__Problem to solve__:
Please quote the material exactly, every line of it.

__Dataset records__:
════════

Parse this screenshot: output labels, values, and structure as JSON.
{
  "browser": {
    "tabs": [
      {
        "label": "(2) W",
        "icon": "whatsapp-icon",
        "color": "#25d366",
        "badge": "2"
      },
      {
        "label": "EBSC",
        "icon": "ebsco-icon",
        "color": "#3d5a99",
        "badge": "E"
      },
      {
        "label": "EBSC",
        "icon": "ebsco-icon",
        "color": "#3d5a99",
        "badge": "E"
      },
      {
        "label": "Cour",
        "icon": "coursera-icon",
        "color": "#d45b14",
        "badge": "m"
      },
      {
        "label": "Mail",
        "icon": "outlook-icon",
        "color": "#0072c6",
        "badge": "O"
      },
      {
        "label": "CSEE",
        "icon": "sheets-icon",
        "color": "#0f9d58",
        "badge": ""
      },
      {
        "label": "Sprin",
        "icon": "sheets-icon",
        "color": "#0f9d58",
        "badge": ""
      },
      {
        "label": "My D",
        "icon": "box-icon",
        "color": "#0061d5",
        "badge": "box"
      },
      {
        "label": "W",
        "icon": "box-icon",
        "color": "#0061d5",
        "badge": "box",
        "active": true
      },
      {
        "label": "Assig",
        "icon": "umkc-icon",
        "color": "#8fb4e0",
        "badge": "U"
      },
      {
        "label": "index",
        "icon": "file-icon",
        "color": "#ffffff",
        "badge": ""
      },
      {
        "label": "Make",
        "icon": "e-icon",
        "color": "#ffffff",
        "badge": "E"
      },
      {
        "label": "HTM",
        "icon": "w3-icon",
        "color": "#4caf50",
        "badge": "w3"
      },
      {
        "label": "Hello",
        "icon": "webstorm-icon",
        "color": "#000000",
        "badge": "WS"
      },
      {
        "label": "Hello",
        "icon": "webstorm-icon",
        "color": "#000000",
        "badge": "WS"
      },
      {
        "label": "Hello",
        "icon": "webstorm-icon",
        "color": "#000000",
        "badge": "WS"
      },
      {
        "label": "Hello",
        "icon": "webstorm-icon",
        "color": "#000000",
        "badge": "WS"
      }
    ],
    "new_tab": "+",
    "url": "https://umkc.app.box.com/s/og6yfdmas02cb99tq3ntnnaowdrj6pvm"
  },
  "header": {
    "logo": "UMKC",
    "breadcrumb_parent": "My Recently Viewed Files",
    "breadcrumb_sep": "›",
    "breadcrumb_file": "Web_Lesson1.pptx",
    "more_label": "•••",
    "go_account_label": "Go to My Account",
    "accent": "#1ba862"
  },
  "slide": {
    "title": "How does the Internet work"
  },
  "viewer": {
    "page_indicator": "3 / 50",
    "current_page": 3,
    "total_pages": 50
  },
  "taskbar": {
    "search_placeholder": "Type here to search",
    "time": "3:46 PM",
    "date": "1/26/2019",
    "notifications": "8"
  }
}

════════

__Output__:
Parse this screenshot: output labels, values, and structure as JSON.
{
  "browser": {
    "tabs": [
      {
        "label": "(2) W",
        "icon": "whatsapp-icon",
        "color": "#25d366",
        "badge": "2"
      },
      {
        "label": "EBSC",
        "icon": "ebsco-icon",
        "color": "#3d5a99",
        "badge": "E"
      },
      {
        "label": "EBSC",
        "icon": "ebsco-icon",
        "color": "#3d5a99",
        "badge": "E"
      },
      {
        "label": "Cour",
        "icon": "coursera-icon",
        "color": "#d45b14",
        "badge": "m"
      },
      {
        "label": "Mail",
        "icon": "outlook-icon",
        "color": "#0072c6",
        "badge": "O"
      },
      {
        "label": "CSEE",
        "icon": "sheets-icon",
        "color": "#0f9d58",
        "badge": ""
      },
      {
        "label": "Sprin",
        "icon": "sheets-icon",
        "color": "#0f9d58",
        "badge": ""
      },
      {
        "label": "My D",
        "icon": "box-icon",
        "color": "#0061d5",
        "badge": "box"
      },
      {
        "label": "W",
        "icon": "box-icon",
        "color": "#0061d5",
        "badge": "box",
        "active": true
      },
      {
        "label": "Assig",
        "icon": "umkc-icon",
        "color": "#8fb4e0",
        "badge": "U"
      },
      {
        "label": "index",
        "icon": "file-icon",
        "color": "#ffffff",
        "badge": ""
      },
      {
        "label": "Make",
        "icon": "e-icon",
        "color": "#ffffff",
        "badge": "E"
      },
      {
        "label": "HTM",
        "icon": "w3-icon",
        "color": "#4caf50",
        "badge": "w3"
      },
      {
        "label": "Hello",
        "icon": "webstorm-icon",
        "color": "#000000",
        "badge": "WS"
      },
      {
        "label": "Hello",
        "icon": "webstorm-icon",
        "color": "#000000",
        "badge": "WS"
      },
      {
        "label": "Hello",
        "icon": "webstorm-icon",
        "color": "#000000",
        "badge": "WS"
      },
      {
        "label": "Hello",
        "icon": "webstorm-icon",
        "color": "#000000",
        "badge": "WS"
      }
    ],
    "new_tab": "+",
    "url": "https://umkc.app.box.com/s/og6yfdmas02cb99tq3ntnnaowdrj6pvm"
  },
  "header": {
    "logo": "UMKC",
    "breadcrumb_parent": "My Recently Viewed Files",
    "breadcrumb_sep": "›",
    "breadcrumb_file": "Web_Lesson1.pptx",
    "more_label": "•••",
    "go_account_label": "Go to My Account",
    "accent": "#1ba862"
  },
  "slide": {
    "title": "How does the Internet work"
  },
  "viewer": {
    "page_indicator": "3 / 50",
    "current_page": 3,
    "total_pages": 50
  },
  "taskbar": {
    "search_placeholder": "Type here to search",
    "time": "3:46 PM",
    "date": "1/26/2019",
    "notifications": "8"
  }
}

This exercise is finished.